Write out each line from the data below that includes the word "quote".

'''

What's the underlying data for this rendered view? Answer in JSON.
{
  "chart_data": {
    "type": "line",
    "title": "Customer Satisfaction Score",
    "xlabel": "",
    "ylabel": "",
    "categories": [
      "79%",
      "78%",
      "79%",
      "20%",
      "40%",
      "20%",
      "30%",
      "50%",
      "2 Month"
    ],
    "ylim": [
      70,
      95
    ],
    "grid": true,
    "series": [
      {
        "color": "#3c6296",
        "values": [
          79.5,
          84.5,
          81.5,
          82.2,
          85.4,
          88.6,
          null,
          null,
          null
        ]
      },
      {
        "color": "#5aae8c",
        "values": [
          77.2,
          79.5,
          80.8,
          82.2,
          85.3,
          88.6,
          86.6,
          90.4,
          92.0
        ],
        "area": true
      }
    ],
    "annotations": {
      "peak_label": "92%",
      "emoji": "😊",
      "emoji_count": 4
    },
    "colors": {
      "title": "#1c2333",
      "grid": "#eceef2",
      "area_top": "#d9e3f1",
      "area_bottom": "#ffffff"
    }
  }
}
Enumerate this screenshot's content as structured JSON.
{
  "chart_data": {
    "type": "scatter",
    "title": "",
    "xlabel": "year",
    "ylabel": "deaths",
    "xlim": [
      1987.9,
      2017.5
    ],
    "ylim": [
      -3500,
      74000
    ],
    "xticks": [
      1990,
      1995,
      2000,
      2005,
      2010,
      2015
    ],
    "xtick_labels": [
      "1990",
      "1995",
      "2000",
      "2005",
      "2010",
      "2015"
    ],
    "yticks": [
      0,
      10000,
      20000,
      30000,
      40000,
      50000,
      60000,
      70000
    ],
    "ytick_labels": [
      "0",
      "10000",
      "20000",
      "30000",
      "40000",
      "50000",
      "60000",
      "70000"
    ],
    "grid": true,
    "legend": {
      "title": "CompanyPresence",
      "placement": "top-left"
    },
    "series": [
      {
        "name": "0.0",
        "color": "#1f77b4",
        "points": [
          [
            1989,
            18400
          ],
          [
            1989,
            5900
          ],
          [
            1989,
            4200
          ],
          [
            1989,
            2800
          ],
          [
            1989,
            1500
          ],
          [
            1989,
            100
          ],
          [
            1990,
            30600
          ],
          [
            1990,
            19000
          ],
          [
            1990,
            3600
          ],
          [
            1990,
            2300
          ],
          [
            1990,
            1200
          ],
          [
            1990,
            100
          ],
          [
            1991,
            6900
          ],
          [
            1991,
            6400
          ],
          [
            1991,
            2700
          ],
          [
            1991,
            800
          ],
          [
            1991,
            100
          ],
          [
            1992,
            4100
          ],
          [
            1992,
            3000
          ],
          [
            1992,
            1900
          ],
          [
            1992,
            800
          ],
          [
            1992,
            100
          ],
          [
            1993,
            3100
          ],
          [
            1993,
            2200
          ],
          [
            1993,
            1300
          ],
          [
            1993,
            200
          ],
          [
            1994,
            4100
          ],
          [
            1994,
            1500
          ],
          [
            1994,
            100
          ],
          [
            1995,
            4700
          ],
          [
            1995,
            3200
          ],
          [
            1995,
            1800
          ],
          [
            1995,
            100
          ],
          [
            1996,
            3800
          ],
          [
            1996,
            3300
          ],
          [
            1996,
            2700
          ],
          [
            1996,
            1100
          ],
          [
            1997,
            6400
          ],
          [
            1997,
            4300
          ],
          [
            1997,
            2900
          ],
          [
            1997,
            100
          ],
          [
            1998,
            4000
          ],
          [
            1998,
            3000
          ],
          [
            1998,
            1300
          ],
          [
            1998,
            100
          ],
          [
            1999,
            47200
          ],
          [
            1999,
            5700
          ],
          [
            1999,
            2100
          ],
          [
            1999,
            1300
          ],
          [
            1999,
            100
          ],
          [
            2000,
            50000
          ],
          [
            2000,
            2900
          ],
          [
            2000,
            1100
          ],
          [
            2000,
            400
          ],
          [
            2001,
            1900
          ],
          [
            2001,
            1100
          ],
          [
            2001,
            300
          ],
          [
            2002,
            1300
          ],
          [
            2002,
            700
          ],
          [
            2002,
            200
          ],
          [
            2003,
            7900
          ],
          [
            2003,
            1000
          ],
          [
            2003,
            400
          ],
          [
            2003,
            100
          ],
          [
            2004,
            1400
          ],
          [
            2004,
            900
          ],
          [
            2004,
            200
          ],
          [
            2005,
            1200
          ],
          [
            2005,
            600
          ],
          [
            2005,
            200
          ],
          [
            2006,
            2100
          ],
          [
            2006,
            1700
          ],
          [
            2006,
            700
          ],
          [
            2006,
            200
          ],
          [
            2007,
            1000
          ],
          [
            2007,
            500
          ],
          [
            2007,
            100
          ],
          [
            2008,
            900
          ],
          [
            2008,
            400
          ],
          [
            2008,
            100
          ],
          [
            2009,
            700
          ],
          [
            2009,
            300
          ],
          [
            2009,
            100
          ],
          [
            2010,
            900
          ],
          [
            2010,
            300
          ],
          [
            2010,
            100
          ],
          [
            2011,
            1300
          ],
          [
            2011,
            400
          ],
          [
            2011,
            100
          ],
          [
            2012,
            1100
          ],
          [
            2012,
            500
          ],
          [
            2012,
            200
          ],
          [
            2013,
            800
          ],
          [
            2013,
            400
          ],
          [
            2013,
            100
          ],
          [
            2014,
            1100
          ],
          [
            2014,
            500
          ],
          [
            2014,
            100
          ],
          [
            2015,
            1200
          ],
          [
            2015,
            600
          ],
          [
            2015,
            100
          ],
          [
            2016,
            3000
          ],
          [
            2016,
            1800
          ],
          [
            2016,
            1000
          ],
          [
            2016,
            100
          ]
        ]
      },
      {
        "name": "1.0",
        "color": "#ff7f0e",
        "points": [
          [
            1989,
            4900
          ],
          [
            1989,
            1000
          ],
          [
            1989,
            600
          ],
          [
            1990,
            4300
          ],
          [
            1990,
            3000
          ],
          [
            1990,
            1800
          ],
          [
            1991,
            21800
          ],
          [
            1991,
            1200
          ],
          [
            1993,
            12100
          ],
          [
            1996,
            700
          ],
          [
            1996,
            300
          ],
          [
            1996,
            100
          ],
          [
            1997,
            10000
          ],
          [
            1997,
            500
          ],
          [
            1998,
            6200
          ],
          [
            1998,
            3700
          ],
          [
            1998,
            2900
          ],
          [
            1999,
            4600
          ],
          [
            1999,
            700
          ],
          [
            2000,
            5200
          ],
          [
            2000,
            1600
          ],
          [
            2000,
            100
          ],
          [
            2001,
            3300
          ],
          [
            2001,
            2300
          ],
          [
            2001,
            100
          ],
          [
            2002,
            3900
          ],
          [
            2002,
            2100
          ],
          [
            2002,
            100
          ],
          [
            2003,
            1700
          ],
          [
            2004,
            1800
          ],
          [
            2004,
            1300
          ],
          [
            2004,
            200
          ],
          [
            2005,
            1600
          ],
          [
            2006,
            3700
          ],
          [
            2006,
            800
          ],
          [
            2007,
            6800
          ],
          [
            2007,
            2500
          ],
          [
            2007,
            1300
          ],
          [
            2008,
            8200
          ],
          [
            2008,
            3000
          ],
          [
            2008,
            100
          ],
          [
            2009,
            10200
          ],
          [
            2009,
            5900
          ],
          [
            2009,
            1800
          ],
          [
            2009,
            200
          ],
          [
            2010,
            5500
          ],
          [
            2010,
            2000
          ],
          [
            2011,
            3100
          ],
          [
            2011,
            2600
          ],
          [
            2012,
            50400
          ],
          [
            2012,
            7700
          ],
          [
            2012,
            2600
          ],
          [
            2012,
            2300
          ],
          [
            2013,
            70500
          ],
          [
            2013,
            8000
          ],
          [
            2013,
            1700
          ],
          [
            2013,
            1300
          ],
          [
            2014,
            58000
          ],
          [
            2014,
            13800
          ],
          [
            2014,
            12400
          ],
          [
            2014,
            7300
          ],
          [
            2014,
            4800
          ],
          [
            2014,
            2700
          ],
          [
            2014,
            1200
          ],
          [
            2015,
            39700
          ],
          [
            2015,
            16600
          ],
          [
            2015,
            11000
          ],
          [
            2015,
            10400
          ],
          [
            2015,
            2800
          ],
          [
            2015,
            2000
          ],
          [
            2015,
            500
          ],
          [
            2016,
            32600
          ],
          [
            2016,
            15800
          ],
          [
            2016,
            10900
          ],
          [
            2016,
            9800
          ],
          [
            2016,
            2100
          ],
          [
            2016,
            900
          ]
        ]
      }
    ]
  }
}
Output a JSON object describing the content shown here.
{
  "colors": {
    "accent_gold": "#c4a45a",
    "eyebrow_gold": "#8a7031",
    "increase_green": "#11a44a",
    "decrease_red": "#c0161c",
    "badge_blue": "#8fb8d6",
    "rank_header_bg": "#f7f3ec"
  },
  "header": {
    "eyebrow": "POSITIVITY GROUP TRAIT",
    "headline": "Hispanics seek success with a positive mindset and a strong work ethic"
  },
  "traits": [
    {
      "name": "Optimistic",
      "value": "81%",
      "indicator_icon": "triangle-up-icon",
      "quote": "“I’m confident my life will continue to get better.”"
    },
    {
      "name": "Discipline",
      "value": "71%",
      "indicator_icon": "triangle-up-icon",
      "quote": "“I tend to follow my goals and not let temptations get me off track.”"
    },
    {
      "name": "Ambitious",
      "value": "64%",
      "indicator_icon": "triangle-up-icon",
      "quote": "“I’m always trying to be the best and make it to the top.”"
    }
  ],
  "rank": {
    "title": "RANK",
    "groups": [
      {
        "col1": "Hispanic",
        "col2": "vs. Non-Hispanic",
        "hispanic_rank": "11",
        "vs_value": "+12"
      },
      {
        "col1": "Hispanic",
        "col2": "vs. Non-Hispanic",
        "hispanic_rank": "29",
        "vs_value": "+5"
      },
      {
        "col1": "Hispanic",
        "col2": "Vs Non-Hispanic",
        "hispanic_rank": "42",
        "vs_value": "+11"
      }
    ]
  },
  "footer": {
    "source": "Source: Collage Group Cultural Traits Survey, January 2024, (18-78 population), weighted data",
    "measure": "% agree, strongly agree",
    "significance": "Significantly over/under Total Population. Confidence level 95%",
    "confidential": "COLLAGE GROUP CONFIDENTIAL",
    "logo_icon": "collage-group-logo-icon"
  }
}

'''

• ANSWER TO THIS PROBLEM
      "quote": "“I’m confident my life will continue to get better.”"
      "quote": "“I tend to follow my goals and not let temptations get me off track.”"
      "quote": "“I’m always trying to be the best and make it to the top.”"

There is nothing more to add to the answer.